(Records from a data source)
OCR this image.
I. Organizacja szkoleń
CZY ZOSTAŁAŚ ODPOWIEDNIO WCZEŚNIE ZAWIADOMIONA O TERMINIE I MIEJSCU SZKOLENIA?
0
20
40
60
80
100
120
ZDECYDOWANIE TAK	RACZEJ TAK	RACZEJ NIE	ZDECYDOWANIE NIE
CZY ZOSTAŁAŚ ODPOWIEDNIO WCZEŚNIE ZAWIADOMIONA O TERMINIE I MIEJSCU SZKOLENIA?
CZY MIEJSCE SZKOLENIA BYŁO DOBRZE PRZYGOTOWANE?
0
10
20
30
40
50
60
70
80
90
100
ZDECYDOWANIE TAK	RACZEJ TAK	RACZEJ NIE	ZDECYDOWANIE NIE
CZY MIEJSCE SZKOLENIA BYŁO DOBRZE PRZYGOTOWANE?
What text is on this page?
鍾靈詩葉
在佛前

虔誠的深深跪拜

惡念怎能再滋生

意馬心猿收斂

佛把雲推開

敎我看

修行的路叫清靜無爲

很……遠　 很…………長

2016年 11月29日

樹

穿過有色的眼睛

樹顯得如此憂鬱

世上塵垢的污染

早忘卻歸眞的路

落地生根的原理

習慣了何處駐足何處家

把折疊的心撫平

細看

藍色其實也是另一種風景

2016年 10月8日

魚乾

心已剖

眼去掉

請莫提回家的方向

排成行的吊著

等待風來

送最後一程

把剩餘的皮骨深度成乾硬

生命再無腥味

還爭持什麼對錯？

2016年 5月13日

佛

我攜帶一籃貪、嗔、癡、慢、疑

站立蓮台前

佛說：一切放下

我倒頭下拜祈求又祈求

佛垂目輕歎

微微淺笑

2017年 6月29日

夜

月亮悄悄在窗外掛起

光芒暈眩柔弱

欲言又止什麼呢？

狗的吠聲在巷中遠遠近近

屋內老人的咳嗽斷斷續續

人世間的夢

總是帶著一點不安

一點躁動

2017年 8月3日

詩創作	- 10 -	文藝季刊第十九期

● **INSTRUCTION**
All of the data shown above must be copied exactly.

● **EXERCISE ANSWER**
OCR this image.
I. Organizacja szkoleń
CZY ZOSTAŁAŚ ODPOWIEDNIO WCZEŚNIE ZAWIADOMIONA O TERMINIE I MIEJSCU SZKOLENIA?
0
20
40
60
80
100
120
ZDECYDOWANIE TAK	RACZEJ TAK	RACZEJ NIE	ZDECYDOWANIE NIE
CZY ZOSTAŁAŚ ODPOWIEDNIO WCZEŚNIE ZAWIADOMIONA O TERMINIE I MIEJSCU SZKOLENIA?
CZY MIEJSCE SZKOLENIA BYŁO DOBRZE PRZYGOTOWANE?
0
10
20
30
40
50
60
70
80
90
100
ZDECYDOWANIE TAK	RACZEJ TAK	RACZEJ NIE	ZDECYDOWANIE NIE
CZY MIEJSCE SZKOLENIA BYŁO DOBRZE PRZYGOTOWANE?
What text is on this page?
鍾靈詩葉
在佛前

虔誠的深深跪拜

惡念怎能再滋生

意馬心猿收斂

佛把雲推開

敎我看

修行的路叫清靜無爲

很……遠　 很…………長

2016年 11月29日

樹

穿過有色的眼睛

樹顯得如此憂鬱

世上塵垢的污染

早忘卻歸眞的路

落地生根的原理

習慣了何處駐足何處家

把折疊的心撫平

細看

藍色其實也是另一種風景

2016年 10月8日

魚乾

心已剖

眼去掉

請莫提回家的方向

排成行的吊著

等待風來

送最後一程

把剩餘的皮骨深度成乾硬

生命再無腥味

還爭持什麼對錯？

2016年 5月13日

佛

我攜帶一籃貪、嗔、癡、慢、疑

站立蓮台前

佛說：一切放下

我倒頭下拜祈求又祈求

佛垂目輕歎

微微淺笑

2017年 6月29日

夜

月亮悄悄在窗外掛起

光芒暈眩柔弱

欲言又止什麼呢？

狗的吠聲在巷中遠遠近近

屋內老人的咳嗽斷斷續續

人世間的夢

總是帶著一點不安

一點躁動

2017年 8月3日

詩創作	- 10 -	文藝季刊第十九期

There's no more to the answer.